*DIRECTIONS FOR THIS TASK*
Give back the full material, exactly as it reads.
— START DATASET EXTRACT —
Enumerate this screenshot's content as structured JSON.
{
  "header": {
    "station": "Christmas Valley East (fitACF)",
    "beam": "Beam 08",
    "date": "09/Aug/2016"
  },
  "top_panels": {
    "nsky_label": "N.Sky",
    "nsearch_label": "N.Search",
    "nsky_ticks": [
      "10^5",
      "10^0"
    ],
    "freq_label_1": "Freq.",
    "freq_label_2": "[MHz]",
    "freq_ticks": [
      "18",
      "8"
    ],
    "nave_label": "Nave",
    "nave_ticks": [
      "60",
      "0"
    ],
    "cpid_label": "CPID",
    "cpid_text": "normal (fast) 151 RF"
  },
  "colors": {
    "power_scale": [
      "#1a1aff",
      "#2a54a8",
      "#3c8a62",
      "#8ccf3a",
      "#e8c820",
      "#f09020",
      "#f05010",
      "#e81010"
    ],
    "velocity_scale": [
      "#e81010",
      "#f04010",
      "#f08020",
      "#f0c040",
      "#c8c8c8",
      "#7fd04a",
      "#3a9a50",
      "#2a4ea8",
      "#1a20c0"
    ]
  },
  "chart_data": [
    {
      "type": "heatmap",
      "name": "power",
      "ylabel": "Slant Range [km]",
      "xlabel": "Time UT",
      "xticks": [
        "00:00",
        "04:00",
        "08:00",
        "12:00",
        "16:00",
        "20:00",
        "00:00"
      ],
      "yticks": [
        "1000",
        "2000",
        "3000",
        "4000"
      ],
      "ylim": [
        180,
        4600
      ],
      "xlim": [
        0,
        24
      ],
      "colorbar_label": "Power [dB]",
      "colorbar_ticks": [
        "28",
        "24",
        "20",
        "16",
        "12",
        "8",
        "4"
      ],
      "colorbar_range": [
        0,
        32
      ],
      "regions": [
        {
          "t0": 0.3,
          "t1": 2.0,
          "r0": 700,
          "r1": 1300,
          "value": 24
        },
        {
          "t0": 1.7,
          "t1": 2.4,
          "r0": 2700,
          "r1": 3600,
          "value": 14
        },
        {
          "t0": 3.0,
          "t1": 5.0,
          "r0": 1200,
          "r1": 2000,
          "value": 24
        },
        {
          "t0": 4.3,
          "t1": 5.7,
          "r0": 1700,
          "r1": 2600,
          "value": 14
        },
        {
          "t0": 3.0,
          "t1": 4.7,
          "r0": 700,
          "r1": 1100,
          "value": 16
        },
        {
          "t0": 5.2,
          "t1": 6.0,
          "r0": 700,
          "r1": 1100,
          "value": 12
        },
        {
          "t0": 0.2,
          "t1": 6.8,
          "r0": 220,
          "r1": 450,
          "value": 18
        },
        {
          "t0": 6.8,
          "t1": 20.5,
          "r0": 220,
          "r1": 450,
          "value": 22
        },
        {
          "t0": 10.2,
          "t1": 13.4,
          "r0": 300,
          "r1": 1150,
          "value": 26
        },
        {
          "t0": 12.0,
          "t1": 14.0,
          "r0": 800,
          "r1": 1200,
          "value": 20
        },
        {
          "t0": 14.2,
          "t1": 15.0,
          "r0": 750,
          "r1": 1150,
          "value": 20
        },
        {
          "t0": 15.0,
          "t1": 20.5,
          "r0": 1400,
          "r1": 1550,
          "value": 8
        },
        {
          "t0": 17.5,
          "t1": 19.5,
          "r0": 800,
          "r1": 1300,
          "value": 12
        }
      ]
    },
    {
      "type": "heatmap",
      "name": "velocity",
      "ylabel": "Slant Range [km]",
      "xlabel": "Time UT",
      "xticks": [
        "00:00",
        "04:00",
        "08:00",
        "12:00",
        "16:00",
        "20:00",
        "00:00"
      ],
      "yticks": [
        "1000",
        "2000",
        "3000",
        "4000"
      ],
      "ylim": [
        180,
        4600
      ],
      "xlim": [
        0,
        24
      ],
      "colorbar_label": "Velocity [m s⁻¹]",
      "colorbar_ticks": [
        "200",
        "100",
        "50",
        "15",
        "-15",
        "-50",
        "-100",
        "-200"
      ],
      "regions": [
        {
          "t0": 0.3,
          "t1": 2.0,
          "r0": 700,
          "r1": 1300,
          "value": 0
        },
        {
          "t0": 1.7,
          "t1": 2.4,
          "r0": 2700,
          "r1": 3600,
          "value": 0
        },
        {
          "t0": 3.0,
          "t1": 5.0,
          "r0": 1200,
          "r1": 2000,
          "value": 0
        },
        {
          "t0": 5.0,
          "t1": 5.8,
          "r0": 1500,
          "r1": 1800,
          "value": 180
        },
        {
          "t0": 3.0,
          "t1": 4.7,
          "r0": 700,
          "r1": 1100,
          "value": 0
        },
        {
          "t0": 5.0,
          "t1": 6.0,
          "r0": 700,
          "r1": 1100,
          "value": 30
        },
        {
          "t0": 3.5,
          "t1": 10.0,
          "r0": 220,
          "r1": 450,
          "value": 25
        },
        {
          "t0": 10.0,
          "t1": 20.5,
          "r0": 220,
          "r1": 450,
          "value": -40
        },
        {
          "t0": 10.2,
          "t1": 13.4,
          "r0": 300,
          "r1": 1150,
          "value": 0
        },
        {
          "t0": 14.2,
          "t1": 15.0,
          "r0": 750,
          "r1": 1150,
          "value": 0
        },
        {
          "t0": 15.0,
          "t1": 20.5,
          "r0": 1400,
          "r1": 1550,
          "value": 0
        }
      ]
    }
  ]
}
— END DATASET EXTRACT —
*RESPONSE TO THE TASK*
Enumerate this screenshot's content as structured JSON.
{
  "header": {
    "station": "Christmas Valley East (fitACF)",
    "beam": "Beam 08",
    "date": "09/Aug/2016"
  },
  "top_panels": {
    "nsky_label": "N.Sky",
    "nsearch_label": "N.Search",
    "nsky_ticks": [
      "10^5",
      "10^0"
    ],
    "freq_label_1": "Freq.",
    "freq_label_2": "[MHz]",
    "freq_ticks": [
      "18",
      "8"
    ],
    "nave_label": "Nave",
    "nave_ticks": [
      "60",
      "0"
    ],
    "cpid_label": "CPID",
    "cpid_text": "normal (fast) 151 RF"
  },
  "colors": {
    "power_scale": [
      "#1a1aff",
      "#2a54a8",
      "#3c8a62",
      "#8ccf3a",
      "#e8c820",
      "#f09020",
      "#f05010",
      "#e81010"
    ],
    "velocity_scale": [
      "#e81010",
      "#f04010",
      "#f08020",
      "#f0c040",
      "#c8c8c8",
      "#7fd04a",
      "#3a9a50",
      "#2a4ea8",
      "#1a20c0"
    ]
  },
  "chart_data": [
    {
      "type": "heatmap",
      "name": "power",
      "ylabel": "Slant Range [km]",
      "xlabel": "Time UT",
      "xticks": [
        "00:00",
        "04:00",
        "08:00",
        "12:00",
        "16:00",
        "20:00",
        "00:00"
      ],
      "yticks": [
        "1000",
        "2000",
        "3000",
        "4000"
      ],
      "ylim": [
        180,
        4600
      ],
      "xlim": [
        0,
        24
      ],
      "colorbar_label": "Power [dB]",
      "colorbar_ticks": [
        "28",
        "24",
        "20",
        "16",
        "12",
        "8",
        "4"
      ],
      "colorbar_range": [
        0,
        32
      ],
      "regions": [
        {
          "t0": 0.3,
          "t1": 2.0,
          "r0": 700,
          "r1": 1300,
          "value": 24
        },
        {
          "t0": 1.7,
          "t1": 2.4,
          "r0": 2700,
          "r1": 3600,
          "value": 14
        },
        {
          "t0": 3.0,
          "t1": 5.0,
          "r0": 1200,
          "r1": 2000,
          "value": 24
        },
        {
          "t0": 4.3,
          "t1": 5.7,
          "r0": 1700,
          "r1": 2600,
          "value": 14
        },
        {
          "t0": 3.0,
          "t1": 4.7,
          "r0": 700,
          "r1": 1100,
          "value": 16
        },
        {
          "t0": 5.2,
          "t1": 6.0,
          "r0": 700,
          "r1": 1100,
          "value": 12
        },
        {
          "t0": 0.2,
          "t1": 6.8,
          "r0": 220,
          "r1": 450,
          "value": 18
        },
        {
          "t0": 6.8,
          "t1": 20.5,
          "r0": 220,
          "r1": 450,
          "value": 22
        },
        {
          "t0": 10.2,
          "t1": 13.4,
          "r0": 300,
          "r1": 1150,
          "value": 26
        },
        {
          "t0": 12.0,
          "t1": 14.0,
          "r0": 800,
          "r1": 1200,
          "value": 20
        },
        {
          "t0": 14.2,
          "t1": 15.0,
          "r0": 750,
          "r1": 1150,
          "value": 20
        },
        {
          "t0": 15.0,
          "t1": 20.5,
          "r0": 1400,
          "r1": 1550,
          "value": 8
        },
        {
          "t0": 17.5,
          "t1": 19.5,
          "r0": 800,
          "r1": 1300,
          "value": 12
        }
      ]
    },
    {
      "type": "heatmap",
      "name": "velocity",
      "ylabel": "Slant Range [km]",
      "xlabel": "Time UT",
      "xticks": [
        "00:00",
        "04:00",
        "08:00",
        "12:00",
        "16:00",
        "20:00",
        "00:00"
      ],
      "yticks": [
        "1000",
        "2000",
        "3000",
        "4000"
      ],
      "ylim": [
        180,
        4600
      ],
      "xlim": [
        0,
        24
      ],
      "colorbar_label": "Velocity [m s⁻¹]",
      "colorbar_ticks": [
        "200",
        "100",
        "50",
        "15",
        "-15",
        "-50",
        "-100",
        "-200"
      ],
      "regions": [
        {
          "t0": 0.3,
          "t1": 2.0,
          "r0": 700,
          "r1": 1300,
          "value": 0
        },
        {
          "t0": 1.7,
          "t1": 2.4,
          "r0": 2700,
          "r1": 3600,
          "value": 0
        },
        {
          "t0": 3.0,
          "t1": 5.0,
          "r0": 1200,
          "r1": 2000,
          "value": 0
        },
        {
          "t0": 5.0,
          "t1": 5.8,
          "r0": 1500,
          "r1": 1800,
          "value": 180
        },
        {
          "t0": 3.0,
          "t1": 4.7,
          "r0": 700,
          "r1": 1100,
          "value": 0
        },
        {
          "t0": 5.0,
          "t1": 6.0,
          "r0": 700,
          "r1": 1100,
          "value": 30
        },
        {
          "t0": 3.5,
          "t1": 10.0,
          "r0": 220,
          "r1": 450,
          "value": 25
        },
        {
          "t0": 10.0,
          "t1": 20.5,
          "r0": 220,
          "r1": 450,
          "value": -40
        },
        {
          "t0": 10.2,
          "t1": 13.4,
          "r0": 300,
          "r1": 1150,
          "value": 0
        },
        {
          "t0": 14.2,
          "t1": 15.0,
          "r0": 750,
          "r1": 1150,
          "value": 0
        },
        {
          "t0": 15.0,
          "t1": 20.5,
          "r0": 1400,
          "r1": 1550,
          "value": 0
        }
      ]
    }
  ]
}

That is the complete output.